#### Provided data:
* * * * * * * * *

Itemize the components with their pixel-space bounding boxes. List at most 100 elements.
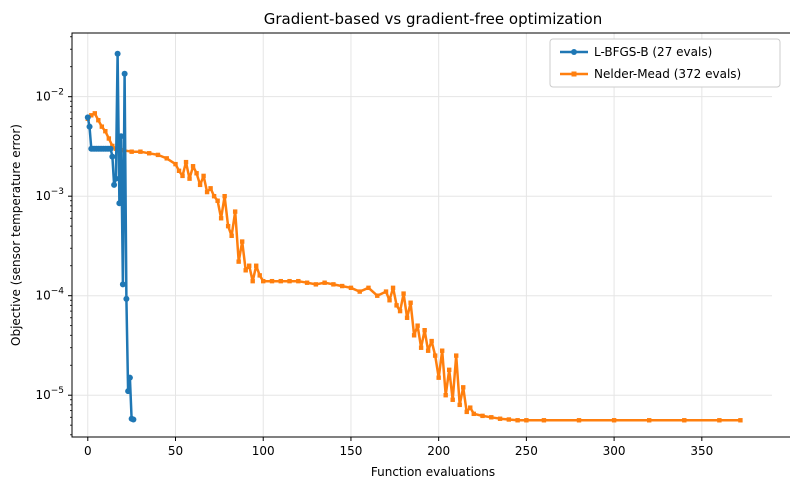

* * * * * * * * *

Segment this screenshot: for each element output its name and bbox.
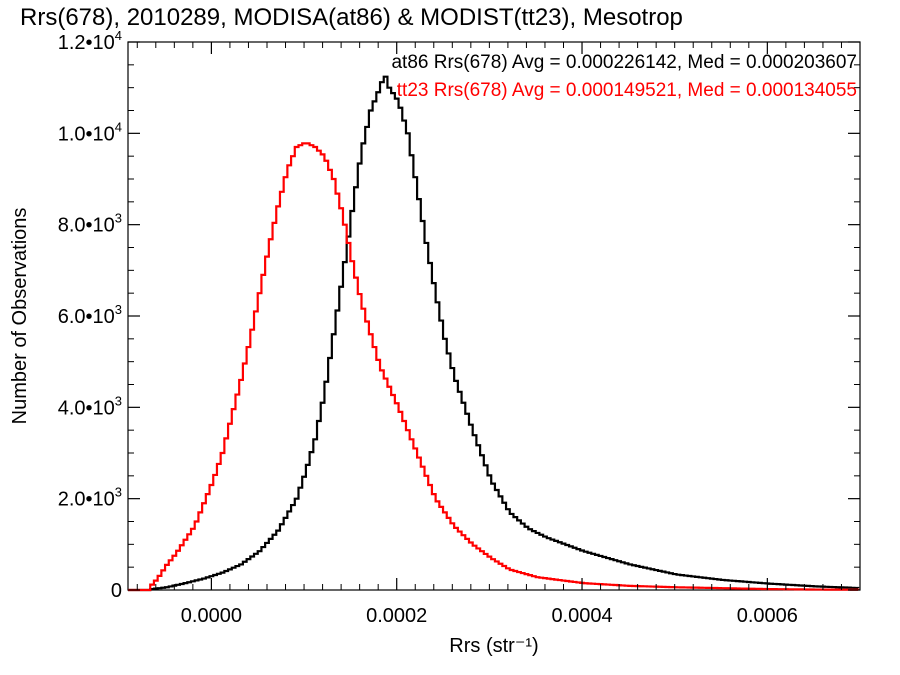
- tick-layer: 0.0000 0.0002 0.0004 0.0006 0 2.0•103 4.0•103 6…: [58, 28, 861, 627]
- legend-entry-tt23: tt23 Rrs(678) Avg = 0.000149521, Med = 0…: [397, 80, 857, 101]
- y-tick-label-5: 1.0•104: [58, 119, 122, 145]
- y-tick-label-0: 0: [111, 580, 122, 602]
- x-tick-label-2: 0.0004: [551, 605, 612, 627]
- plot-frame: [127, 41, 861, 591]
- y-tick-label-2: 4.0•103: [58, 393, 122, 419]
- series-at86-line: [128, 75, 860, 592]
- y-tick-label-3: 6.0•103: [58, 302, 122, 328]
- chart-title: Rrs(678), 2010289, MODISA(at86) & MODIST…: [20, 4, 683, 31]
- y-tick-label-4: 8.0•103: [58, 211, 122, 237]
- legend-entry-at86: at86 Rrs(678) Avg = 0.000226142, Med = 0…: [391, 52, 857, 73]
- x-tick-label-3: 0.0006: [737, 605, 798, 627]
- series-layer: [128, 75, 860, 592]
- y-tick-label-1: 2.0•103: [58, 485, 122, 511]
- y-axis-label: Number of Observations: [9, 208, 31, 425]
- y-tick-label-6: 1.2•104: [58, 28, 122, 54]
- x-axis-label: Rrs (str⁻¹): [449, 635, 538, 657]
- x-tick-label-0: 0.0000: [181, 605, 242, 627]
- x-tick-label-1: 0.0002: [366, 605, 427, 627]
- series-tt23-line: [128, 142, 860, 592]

* * * * * * * * *

#### Stated goal:
Reproduce the records above verbatim, from the line with "Segment this screenshot: for" to the line with "- plot-frame: [127, 41, 861, 591]", including both of those lines. Omit the pictures from your answer.

#### Complete output:
Segment this screenshot: for each element output its name and bbox.
- tick-layer: 0.0000 0.0002 0.0004 0.0006 0 2.0•103 4.0•103 6…: [58, 28, 861, 627]
- legend-entry-tt23: tt23 Rrs(678) Avg = 0.000149521, Med = 0…: [397, 80, 857, 101]
- y-tick-label-5: 1.0•104: [58, 119, 122, 145]
- y-tick-label-0: 0: [111, 580, 122, 602]
- x-tick-label-2: 0.0004: [551, 605, 612, 627]
- plot-frame: [127, 41, 861, 591]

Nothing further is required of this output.